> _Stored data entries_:
..........
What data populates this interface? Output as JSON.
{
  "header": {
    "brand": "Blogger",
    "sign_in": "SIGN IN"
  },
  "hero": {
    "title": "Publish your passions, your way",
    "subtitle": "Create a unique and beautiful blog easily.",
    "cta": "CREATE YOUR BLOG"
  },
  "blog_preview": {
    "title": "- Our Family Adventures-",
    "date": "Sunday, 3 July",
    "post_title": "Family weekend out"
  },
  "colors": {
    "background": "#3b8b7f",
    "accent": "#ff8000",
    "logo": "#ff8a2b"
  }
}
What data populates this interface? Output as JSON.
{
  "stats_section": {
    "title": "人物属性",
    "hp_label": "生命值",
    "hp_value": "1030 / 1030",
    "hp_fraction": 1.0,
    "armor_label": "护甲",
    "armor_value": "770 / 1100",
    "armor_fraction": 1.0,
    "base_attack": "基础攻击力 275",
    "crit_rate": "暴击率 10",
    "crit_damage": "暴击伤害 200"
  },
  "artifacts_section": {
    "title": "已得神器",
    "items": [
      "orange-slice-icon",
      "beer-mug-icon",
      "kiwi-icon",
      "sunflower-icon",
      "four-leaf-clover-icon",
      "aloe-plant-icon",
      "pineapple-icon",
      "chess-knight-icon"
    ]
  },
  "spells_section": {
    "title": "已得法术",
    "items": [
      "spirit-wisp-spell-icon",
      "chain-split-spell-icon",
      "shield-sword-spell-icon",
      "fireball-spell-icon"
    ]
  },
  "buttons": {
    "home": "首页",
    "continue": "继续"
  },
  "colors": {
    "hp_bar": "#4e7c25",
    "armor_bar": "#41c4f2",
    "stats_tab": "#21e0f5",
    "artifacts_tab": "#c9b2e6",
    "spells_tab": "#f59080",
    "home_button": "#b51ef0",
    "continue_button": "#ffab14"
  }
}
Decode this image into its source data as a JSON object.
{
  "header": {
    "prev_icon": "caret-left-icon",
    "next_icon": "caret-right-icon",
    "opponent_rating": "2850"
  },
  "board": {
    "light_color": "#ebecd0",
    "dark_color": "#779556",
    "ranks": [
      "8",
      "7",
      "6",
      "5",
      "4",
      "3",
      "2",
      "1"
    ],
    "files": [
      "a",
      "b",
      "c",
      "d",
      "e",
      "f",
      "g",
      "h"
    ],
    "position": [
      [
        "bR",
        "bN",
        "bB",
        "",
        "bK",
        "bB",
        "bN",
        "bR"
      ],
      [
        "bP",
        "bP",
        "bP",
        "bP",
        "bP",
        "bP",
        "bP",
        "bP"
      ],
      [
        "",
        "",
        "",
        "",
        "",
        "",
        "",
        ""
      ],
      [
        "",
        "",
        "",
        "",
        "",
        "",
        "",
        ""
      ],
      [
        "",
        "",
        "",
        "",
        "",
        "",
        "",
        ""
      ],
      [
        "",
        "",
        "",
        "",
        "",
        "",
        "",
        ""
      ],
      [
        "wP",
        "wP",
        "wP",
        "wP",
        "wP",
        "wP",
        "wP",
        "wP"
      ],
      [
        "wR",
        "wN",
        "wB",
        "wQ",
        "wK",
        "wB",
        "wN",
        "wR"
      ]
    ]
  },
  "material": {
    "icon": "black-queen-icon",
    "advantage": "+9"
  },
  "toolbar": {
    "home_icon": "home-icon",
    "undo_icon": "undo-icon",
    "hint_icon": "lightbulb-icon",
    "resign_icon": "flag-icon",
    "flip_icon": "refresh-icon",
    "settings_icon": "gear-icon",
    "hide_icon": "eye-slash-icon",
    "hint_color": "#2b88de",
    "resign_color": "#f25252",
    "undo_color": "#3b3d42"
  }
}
..........
> _REQUIRED WORK_:
Output the listing above exactly as it appears.

> _REPLY TO THE EXERCISE_:
What data populates this interface? Output as JSON.
{
  "header": {
    "brand": "Blogger",
    "sign_in": "SIGN IN"
  },
  "hero": {
    "title": "Publish your passions, your way",
    "subtitle": "Create a unique and beautiful blog easily.",
    "cta": "CREATE YOUR BLOG"
  },
  "blog_preview": {
    "title": "- Our Family Adventures-",
    "date": "Sunday, 3 July",
    "post_title": "Family weekend out"
  },
  "colors": {
    "background": "#3b8b7f",
    "accent": "#ff8000",
    "logo": "#ff8a2b"
  }
}
What data populates this interface? Output as JSON.
{
  "stats_section": {
    "title": "人物属性",
    "hp_label": "生命值",
    "hp_value": "1030 / 1030",
    "hp_fraction": 1.0,
    "armor_label": "护甲",
    "armor_value": "770 / 1100",
    "armor_fraction": 1.0,
    "base_attack": "基础攻击力 275",
    "crit_rate": "暴击率 10",
    "crit_damage": "暴击伤害 200"
  },
  "artifacts_section": {
    "title": "已得神器",
    "items": [
      "orange-slice-icon",
      "beer-mug-icon",
      "kiwi-icon",
      "sunflower-icon",
      "four-leaf-clover-icon",
      "aloe-plant-icon",
      "pineapple-icon",
      "chess-knight-icon"
    ]
  },
  "spells_section": {
    "title": "已得法术",
    "items": [
      "spirit-wisp-spell-icon",
      "chain-split-spell-icon",
      "shield-sword-spell-icon",
      "fireball-spell-icon"
    ]
  },
  "buttons": {
    "home": "首页",
    "continue": "继续"
  },
  "colors": {
    "hp_bar": "#4e7c25",
    "armor_bar": "#41c4f2",
    "stats_tab": "#21e0f5",
    "artifacts_tab": "#c9b2e6",
    "spells_tab": "#f59080",
    "home_button": "#b51ef0",
    "continue_button": "#ffab14"
  }
}
Decode this image into its source data as a JSON object.
{
  "header": {
    "prev_icon": "caret-left-icon",
    "next_icon": "caret-right-icon",
    "opponent_rating": "2850"
  },
  "board": {
    "light_color": "#ebecd0",
    "dark_color": "#779556",
    "ranks": [
      "8",
      "7",
      "6",
      "5",
      "4",
      "3",
      "2",
      "1"
    ],
    "files": [
      "a",
      "b",
      "c",
      "d",
      "e",
      "f",
      "g",
      "h"
    ],
    "position": [
      [
        "bR",
        "bN",
        "bB",
        "",
        "bK",
        "bB",
        "bN",
        "bR"
      ],
      [
        "bP",
        "bP",
        "bP",
        "bP",
        "bP",
        "bP",
        "bP",
        "bP"
      ],
      [
        "",
        "",
        "",
        "",
        "",
        "",
        "",
        ""
      ],
      [
        "",
        "",
        "",
        "",
        "",
        "",
        "",
        ""
      ],
      [
        "",
        "",
        "",
        "",
        "",
        "",
        "",
        ""
      ],
      [
        "",
        "",
        "",
        "",
        "",
        "",
        "",
        ""
      ],
      [
        "wP",
        "wP",
        "wP",
        "wP",
        "wP",
        "wP",
        "wP",
        "wP"
      ],
      [
        "wR",
        "wN",
        "wB",
        "wQ",
        "wK",
        "wB",
        "wN",
        "wR"
      ]
    ]
  },
  "material": {
    "icon": "black-queen-icon",
    "advantage": "+9"
  },
  "toolbar": {
    "home_icon": "home-icon",
    "undo_icon": "undo-icon",
    "hint_icon": "lightbulb-icon",
    "resign_icon": "flag-icon",
    "flip_icon": "refresh-icon",
    "settings_icon": "gear-icon",
    "hide_icon": "eye-slash-icon",
    "hint_color": "#2b88de",
    "resign_color": "#f25252",
    "undo_color": "#3b3d42"
  }
}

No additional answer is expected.